## [Material shown]
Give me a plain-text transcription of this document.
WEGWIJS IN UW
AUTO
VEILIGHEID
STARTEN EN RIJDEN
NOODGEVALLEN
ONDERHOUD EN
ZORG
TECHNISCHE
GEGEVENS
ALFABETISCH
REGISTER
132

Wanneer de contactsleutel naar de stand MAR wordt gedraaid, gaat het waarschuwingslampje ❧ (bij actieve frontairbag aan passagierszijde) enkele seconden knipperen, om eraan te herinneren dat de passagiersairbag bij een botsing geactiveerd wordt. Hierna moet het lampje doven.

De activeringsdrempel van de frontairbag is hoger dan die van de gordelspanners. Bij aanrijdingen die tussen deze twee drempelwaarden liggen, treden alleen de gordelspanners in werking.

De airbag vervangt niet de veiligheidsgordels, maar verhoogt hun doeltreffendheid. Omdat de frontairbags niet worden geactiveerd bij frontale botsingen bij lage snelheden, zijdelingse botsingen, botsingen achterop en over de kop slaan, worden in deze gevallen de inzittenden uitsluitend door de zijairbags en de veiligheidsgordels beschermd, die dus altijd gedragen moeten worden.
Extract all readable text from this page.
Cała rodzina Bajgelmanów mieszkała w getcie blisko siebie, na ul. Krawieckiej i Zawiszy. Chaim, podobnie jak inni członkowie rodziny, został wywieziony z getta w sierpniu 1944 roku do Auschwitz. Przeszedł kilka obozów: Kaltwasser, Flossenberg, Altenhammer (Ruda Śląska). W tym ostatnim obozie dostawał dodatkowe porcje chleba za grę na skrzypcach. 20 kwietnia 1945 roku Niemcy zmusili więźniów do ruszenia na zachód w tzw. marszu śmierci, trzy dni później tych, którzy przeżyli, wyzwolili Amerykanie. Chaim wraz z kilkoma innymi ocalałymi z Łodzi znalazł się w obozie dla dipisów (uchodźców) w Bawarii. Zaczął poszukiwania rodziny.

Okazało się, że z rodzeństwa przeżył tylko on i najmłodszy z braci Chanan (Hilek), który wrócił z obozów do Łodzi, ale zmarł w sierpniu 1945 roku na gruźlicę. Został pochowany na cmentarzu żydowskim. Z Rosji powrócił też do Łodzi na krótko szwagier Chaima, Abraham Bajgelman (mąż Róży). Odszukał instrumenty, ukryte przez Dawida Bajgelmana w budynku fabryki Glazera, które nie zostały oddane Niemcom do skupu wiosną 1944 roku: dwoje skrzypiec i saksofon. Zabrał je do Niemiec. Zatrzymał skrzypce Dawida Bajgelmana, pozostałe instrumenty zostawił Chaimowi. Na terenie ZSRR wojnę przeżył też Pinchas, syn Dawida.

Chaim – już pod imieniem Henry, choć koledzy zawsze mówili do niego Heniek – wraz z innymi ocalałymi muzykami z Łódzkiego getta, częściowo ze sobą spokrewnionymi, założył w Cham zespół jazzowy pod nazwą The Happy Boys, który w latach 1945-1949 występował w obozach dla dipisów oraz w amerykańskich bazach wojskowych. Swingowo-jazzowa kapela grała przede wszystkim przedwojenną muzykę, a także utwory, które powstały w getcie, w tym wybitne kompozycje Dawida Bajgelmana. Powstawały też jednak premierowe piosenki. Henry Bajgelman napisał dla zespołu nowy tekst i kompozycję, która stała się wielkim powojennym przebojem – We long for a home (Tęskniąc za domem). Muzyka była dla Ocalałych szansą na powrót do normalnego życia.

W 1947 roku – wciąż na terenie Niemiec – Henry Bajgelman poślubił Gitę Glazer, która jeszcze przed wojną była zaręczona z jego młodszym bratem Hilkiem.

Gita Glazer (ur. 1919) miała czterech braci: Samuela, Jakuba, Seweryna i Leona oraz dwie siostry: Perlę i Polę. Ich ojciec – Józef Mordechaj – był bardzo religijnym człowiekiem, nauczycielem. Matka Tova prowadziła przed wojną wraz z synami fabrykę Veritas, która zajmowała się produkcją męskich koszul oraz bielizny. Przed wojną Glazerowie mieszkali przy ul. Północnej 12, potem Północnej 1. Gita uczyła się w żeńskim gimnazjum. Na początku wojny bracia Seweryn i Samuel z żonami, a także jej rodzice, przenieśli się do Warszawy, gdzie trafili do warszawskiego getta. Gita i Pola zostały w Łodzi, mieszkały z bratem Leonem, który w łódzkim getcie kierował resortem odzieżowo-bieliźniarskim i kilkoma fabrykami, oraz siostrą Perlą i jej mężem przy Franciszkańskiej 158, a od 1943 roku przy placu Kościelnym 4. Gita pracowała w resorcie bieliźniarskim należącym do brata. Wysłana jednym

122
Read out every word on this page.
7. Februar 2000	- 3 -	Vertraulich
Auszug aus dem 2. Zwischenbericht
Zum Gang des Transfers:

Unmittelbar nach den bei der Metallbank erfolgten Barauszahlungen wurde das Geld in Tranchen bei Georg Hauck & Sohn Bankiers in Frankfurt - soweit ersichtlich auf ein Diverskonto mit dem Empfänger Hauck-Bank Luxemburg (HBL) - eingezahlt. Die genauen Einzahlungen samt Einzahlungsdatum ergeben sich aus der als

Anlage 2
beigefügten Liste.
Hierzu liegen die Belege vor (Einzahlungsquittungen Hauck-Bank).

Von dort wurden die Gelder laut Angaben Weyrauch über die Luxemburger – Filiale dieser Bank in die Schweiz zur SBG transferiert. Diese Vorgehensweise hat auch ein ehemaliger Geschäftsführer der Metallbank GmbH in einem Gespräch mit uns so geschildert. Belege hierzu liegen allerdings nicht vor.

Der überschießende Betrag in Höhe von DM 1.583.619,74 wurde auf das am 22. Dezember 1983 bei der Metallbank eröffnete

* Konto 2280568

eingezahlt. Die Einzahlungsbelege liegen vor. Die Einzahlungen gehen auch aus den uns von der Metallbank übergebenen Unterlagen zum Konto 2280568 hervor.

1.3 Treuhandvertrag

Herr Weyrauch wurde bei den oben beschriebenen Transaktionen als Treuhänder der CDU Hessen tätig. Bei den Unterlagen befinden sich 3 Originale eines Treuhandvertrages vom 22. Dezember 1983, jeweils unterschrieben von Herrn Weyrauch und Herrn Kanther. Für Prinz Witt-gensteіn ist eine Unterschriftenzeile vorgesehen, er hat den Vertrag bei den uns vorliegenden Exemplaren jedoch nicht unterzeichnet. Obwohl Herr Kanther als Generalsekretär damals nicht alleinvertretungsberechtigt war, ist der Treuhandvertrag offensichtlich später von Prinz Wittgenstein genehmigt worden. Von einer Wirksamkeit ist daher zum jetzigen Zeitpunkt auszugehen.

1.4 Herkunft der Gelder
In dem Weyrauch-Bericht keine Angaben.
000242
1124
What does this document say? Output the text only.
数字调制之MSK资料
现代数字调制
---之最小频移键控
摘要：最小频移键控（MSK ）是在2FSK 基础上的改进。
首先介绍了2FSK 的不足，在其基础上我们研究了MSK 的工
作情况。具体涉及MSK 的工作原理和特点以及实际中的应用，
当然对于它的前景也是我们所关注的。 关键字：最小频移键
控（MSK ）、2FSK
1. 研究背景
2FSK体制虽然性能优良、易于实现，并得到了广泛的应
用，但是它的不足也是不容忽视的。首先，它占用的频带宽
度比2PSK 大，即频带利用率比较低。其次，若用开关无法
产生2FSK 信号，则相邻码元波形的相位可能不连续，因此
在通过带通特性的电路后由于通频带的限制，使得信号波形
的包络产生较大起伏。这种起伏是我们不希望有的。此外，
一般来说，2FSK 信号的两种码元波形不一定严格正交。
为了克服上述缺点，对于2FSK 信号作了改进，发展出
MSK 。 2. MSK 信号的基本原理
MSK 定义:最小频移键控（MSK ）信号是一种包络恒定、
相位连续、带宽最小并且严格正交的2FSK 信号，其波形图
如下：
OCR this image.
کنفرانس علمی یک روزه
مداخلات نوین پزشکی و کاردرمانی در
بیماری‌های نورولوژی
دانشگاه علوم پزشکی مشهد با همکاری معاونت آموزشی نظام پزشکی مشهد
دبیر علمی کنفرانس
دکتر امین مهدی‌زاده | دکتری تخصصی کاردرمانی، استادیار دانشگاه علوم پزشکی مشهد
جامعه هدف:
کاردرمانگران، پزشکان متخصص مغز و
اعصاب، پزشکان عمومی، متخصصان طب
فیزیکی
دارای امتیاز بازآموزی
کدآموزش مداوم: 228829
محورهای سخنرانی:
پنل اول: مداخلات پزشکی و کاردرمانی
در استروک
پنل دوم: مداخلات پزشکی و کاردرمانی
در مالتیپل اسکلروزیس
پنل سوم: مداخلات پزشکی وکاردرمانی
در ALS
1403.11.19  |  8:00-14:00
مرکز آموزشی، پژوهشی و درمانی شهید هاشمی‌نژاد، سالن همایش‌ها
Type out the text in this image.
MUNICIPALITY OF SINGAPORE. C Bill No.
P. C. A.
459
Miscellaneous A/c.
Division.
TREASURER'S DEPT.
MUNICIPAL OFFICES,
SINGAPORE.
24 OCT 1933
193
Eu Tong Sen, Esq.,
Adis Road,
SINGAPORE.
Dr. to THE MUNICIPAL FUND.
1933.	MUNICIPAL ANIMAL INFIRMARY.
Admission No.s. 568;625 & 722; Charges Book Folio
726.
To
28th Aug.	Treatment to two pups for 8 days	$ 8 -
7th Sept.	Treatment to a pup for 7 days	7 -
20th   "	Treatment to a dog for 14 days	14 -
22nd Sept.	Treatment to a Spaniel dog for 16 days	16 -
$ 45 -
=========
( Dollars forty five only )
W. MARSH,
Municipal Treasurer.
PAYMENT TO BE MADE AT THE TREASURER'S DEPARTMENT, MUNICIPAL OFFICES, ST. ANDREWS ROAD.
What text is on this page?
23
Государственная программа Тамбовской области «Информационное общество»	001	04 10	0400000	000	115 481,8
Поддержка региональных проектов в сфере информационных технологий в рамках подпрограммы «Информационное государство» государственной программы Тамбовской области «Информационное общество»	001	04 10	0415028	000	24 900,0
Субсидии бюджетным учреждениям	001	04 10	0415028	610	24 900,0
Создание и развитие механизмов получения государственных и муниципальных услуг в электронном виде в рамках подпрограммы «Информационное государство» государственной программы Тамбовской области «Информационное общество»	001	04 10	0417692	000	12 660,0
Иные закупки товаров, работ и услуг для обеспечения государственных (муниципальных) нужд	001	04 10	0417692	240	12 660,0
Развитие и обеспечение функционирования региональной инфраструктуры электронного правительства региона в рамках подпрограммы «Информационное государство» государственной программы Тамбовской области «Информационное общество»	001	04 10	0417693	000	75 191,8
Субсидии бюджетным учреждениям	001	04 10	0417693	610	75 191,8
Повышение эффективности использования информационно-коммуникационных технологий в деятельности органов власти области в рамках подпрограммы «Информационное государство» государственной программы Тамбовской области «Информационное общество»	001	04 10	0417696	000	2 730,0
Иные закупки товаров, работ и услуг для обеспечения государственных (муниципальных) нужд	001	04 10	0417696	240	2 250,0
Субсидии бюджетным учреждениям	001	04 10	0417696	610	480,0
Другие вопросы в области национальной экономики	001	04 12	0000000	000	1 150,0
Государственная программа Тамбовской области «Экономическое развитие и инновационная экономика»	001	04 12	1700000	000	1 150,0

## [Aim]
Tally the lines of the data that contain the string "پزشکان" and report the total alone.

## [Solution for this exercise]
2